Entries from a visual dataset

□ □ □

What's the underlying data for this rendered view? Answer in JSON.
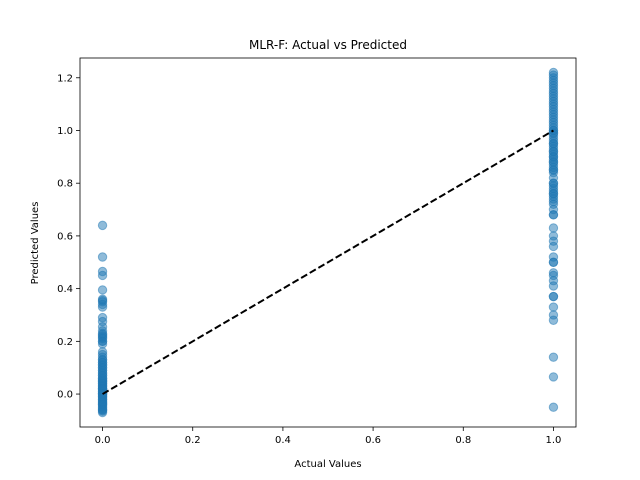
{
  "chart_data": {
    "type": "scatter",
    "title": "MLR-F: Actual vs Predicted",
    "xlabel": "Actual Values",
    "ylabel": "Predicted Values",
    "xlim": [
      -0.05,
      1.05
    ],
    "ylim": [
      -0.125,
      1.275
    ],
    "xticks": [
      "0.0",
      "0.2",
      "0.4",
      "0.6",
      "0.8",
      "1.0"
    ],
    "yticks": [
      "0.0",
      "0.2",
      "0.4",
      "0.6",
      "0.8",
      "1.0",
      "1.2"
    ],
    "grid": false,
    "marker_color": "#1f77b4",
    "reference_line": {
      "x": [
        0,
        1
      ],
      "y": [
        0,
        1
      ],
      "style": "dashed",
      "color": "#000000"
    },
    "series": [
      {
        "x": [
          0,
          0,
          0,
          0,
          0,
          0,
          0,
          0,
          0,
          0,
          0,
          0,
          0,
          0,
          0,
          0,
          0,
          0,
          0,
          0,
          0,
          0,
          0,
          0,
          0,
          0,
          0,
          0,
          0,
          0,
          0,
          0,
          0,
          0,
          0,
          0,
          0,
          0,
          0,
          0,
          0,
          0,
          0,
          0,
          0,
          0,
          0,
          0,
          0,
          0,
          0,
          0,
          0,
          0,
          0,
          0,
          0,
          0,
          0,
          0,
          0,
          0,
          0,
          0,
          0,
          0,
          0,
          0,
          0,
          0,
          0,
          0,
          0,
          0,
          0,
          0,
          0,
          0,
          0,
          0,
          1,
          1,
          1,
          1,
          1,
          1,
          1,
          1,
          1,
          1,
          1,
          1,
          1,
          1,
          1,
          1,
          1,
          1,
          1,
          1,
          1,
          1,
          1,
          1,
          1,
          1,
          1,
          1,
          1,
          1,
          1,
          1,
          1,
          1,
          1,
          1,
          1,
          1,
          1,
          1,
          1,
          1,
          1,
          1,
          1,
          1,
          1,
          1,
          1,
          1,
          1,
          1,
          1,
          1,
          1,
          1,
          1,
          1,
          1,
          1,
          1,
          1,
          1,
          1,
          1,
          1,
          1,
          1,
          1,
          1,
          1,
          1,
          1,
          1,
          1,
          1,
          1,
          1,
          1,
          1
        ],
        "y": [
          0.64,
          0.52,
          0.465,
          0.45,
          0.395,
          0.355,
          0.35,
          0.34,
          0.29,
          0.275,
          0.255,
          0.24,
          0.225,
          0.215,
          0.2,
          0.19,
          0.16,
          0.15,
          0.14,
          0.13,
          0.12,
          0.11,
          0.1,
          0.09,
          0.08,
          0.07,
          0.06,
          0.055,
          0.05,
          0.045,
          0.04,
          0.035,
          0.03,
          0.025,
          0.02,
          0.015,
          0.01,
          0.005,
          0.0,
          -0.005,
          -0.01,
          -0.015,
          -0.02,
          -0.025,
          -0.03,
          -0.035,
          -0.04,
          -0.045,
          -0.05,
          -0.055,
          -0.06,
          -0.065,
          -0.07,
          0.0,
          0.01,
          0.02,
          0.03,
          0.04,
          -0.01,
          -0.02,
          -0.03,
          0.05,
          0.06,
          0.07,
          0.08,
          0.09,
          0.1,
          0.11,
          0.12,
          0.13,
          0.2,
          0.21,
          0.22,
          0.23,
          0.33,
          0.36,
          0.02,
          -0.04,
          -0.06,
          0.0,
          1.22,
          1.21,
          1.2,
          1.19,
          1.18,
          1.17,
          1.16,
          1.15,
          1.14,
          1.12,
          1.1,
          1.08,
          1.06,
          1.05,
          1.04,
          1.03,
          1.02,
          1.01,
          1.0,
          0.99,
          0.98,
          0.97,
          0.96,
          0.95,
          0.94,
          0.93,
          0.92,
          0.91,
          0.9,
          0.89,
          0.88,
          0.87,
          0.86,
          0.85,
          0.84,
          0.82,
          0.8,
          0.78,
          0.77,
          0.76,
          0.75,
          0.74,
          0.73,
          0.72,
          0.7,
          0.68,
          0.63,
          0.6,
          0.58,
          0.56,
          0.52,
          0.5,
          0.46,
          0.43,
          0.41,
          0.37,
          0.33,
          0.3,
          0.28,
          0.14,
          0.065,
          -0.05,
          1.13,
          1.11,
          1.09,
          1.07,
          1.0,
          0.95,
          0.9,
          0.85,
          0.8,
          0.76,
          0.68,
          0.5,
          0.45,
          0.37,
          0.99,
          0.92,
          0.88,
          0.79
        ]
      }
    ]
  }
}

□ □ □

Exactly reproduce each record, leaving out any pictures.

What's the underlying data for this rendered view? Answer in JSON.
{
  "chart_data": {
    "type": "scatter",
    "title": "MLR-F: Actual vs Predicted",
    "xlabel": "Actual Values",
    "ylabel": "Predicted Values",
    "xlim": [
      -0.05,
      1.05
    ],
    "ylim": [
      -0.125,
      1.275
    ],
    "xticks": [
      "0.0",
      "0.2",
      "0.4",
      "0.6",
      "0.8",
      "1.0"
    ],
    "yticks": [
      "0.0",
      "0.2",
      "0.4",
      "0.6",
      "0.8",
      "1.0",
      "1.2"
    ],
    "grid": false,
    "marker_color": "#1f77b4",
    "reference_line": {
      "x": [
        0,
        1
      ],
      "y": [
        0,
        1
      ],
      "style": "dashed",
      "color": "#000000"
    },
    "series": [
      {
        "x": [
          0,
          0,
          0,
          0,
          0,
          0,
          0,
          0,
          0,
          0,
          0,
          0,
          0,
          0,
          0,
          0,
          0,
          0,
          0,
          0,
          0,
          0,
          0,
          0,
          0,
          0,
          0,
          0,
          0,
          0,
          0,
          0,
          0,
          0,
          0,
          0,
          0,
          0,
          0,
          0,
          0,
          0,
          0,
          0,
          0,
          0,
          0,
          0,
          0,
          0,
          0,
          0,
          0,
          0,
          0,
          0,
          0,
          0,
          0,
          0,
          0,
          0,
          0,
          0,
          0,
          0,
          0,
          0,
          0,
          0,
          0,
          0,
          0,
          0,
          0,
          0,
          0,
          0,
          0,
          0,
          1,
          1,
          1,
          1,
          1,
          1,
          1,
          1,
          1,
          1,
          1,
          1,
          1,
          1,
          1,
          1,
          1,
          1,
          1,
          1,
          1,
          1,
          1,
          1,
          1,
          1,
          1,
          1,
          1,
          1,
          1,
          1,
          1,
          1,
          1,
          1,
          1,
          1,
          1,
          1,
          1,
          1,
          1,
          1,
          1,
          1,
          1,
          1,
          1,
          1,
          1,
          1,
          1,
          1,
          1,
          1,
          1,
          1,
          1,
          1,
          1,
          1,
          1,
          1,
          1,
          1,
          1,
          1,
          1,
          1,
          1,
          1,
          1,
          1,
          1,
          1,
          1,
          1,
          1,
          1
        ],
        "y": [
          0.64,
          0.52,
          0.465,
          0.45,
          0.395,
          0.355,
          0.35,
          0.34,
          0.29,
          0.275,
          0.255,
          0.24,
          0.225,
          0.215,
          0.2,
          0.19,
          0.16,
          0.15,
          0.14,
          0.13,
          0.12,
          0.11,
          0.1,
          0.09,
          0.08,
          0.07,
          0.06,
          0.055,
          0.05,
          0.045,
          0.04,
          0.035,
          0.03,
          0.025,
          0.02,
          0.015,
          0.01,
          0.005,
          0.0,
          -0.005,
          -0.01,
          -0.015,
          -0.02,
          -0.025,
          -0.03,
          -0.035,
          -0.04,
          -0.045,
          -0.05,
          -0.055,
          -0.06,
          -0.065,
          -0.07,
          0.0,
          0.01,
          0.02,
          0.03,
          0.04,
          -0.01,
          -0.02,
          -0.03,
          0.05,
          0.06,
          0.07,
          0.08,
          0.09,
          0.1,
          0.11,
          0.12,
          0.13,
          0.2,
          0.21,
          0.22,
          0.23,
          0.33,
          0.36,
          0.02,
          -0.04,
          -0.06,
          0.0,
          1.22,
          1.21,
          1.2,
          1.19,
          1.18,
          1.17,
          1.16,
          1.15,
          1.14,
          1.12,
          1.1,
          1.08,
          1.06,
          1.05,
          1.04,
          1.03,
          1.02,
          1.01,
          1.0,
          0.99,
          0.98,
          0.97,
          0.96,
          0.95,
          0.94,
          0.93,
          0.92,
          0.91,
          0.9,
          0.89,
          0.88,
          0.87,
          0.86,
          0.85,
          0.84,
          0.82,
          0.8,
          0.78,
          0.77,
          0.76,
          0.75,
          0.74,
          0.73,
          0.72,
          0.7,
          0.68,
          0.63,
          0.6,
          0.58,
          0.56,
          0.52,
          0.5,
          0.46,
          0.43,
          0.41,
          0.37,
          0.33,
          0.3,
          0.28,
          0.14,
          0.065,
          -0.05,
          1.13,
          1.11,
          1.09,
          1.07,
          1.0,
          0.95,
          0.9,
          0.85,
          0.8,
          0.76,
          0.68,
          0.5,
          0.45,
          0.37,
          0.99,
          0.92,
          0.88,
          0.79
        ]
      }
    ]
  }
}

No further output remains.